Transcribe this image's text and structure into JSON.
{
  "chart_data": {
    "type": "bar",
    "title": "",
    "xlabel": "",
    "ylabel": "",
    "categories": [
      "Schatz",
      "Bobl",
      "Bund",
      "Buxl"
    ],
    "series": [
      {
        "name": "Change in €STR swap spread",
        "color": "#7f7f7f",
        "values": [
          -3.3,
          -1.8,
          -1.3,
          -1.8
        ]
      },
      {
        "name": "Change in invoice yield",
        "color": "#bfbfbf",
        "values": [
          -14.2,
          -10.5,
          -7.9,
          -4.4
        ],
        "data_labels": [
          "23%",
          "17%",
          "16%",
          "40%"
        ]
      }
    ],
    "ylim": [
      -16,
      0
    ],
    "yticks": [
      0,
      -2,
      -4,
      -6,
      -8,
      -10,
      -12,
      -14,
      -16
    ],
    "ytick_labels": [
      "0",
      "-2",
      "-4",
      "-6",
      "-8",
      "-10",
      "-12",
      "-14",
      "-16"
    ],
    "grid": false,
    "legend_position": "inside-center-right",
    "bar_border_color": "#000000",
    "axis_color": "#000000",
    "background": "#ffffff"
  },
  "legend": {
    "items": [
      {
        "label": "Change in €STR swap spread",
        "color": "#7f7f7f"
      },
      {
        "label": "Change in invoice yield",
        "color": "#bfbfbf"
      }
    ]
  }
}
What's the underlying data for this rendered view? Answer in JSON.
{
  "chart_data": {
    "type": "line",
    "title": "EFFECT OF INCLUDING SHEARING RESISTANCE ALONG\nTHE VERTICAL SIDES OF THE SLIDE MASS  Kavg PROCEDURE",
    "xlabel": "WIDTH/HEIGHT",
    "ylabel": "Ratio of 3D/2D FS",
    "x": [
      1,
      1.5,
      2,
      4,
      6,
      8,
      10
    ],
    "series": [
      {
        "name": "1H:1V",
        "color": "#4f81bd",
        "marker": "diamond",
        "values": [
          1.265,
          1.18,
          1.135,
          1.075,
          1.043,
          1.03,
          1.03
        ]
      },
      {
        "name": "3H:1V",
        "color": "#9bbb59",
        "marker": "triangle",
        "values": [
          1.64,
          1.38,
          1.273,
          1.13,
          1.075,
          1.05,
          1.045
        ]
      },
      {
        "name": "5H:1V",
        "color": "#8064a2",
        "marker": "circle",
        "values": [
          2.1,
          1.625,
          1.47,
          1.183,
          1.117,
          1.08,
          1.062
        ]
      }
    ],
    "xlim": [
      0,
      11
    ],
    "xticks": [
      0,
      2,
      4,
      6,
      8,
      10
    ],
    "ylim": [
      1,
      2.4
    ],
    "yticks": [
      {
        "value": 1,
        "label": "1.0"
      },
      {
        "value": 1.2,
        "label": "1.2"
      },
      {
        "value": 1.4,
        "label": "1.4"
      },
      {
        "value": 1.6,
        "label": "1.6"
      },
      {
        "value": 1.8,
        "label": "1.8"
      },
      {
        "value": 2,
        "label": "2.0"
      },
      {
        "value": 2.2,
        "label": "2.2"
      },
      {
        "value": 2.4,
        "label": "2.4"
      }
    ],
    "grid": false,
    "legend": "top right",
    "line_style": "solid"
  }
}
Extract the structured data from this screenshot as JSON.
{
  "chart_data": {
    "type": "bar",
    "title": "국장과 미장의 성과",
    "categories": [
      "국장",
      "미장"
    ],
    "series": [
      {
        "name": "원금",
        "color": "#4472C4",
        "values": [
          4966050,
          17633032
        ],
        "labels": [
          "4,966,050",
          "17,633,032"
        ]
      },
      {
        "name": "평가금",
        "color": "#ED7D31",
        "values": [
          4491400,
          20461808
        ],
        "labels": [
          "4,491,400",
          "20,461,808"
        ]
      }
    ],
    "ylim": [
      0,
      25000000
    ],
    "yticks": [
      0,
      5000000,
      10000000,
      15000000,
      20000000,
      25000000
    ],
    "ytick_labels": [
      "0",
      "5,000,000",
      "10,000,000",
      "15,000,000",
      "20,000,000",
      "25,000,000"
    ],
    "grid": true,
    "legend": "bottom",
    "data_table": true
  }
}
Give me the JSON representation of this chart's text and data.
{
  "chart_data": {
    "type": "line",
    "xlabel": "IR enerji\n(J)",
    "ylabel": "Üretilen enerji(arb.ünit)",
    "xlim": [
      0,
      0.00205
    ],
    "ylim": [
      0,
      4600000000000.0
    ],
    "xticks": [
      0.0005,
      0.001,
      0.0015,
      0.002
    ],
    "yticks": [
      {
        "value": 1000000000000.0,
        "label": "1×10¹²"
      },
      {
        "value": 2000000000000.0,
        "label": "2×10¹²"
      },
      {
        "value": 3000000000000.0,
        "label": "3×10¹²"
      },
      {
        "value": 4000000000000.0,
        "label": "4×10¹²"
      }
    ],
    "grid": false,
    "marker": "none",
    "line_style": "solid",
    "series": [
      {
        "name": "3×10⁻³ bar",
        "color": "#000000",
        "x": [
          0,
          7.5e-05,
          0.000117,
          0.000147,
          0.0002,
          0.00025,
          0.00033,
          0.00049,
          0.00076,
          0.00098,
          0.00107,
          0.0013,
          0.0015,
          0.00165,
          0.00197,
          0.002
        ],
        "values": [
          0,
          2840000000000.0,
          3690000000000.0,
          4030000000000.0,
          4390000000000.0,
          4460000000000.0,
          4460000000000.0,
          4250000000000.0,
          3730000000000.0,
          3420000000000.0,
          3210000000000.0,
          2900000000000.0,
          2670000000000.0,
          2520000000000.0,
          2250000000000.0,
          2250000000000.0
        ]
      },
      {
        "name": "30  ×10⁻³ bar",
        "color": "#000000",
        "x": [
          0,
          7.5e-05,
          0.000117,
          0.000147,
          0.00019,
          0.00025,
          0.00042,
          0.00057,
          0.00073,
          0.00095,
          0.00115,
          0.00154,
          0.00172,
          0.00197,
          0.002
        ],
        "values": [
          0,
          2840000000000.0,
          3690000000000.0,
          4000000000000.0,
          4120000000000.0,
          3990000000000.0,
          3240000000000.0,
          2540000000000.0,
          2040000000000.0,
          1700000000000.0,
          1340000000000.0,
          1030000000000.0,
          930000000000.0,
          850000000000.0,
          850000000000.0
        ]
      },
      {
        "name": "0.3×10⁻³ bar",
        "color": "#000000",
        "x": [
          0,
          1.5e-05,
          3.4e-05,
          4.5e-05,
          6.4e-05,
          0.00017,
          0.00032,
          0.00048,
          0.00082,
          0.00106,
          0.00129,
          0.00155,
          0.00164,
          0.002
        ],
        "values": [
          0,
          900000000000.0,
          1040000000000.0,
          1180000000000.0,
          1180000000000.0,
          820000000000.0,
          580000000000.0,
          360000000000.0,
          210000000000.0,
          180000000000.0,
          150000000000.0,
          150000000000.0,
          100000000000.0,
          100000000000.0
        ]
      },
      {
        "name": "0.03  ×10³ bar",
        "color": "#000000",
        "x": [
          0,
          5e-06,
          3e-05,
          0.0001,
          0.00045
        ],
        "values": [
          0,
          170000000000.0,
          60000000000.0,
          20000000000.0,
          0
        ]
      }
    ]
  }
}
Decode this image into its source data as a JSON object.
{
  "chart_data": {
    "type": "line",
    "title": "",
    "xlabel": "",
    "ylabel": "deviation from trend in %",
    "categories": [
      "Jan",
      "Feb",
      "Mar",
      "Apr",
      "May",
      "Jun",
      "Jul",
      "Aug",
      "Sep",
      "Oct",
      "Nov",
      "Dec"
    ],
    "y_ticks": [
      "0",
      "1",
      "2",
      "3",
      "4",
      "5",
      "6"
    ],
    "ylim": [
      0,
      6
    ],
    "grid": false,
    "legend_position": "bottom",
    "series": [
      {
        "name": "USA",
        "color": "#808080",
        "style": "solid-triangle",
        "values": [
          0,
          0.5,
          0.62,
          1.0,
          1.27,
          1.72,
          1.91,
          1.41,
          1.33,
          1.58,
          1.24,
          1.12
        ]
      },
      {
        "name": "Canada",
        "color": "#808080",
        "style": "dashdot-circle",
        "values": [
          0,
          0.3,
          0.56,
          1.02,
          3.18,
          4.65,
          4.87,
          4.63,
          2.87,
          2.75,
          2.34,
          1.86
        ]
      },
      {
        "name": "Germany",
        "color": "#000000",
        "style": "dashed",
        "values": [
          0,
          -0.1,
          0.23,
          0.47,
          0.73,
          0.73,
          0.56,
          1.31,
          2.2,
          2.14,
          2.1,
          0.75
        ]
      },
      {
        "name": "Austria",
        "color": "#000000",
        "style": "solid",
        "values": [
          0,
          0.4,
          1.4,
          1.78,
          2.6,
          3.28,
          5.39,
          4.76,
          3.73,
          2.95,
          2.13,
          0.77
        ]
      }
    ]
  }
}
---
Problem to work on: Identify every line above that includes the word "text", and show those lines.

Output for this exercise:
Transcribe this image's text and structure into JSON.
Give me the JSON representation of this chart's text and data.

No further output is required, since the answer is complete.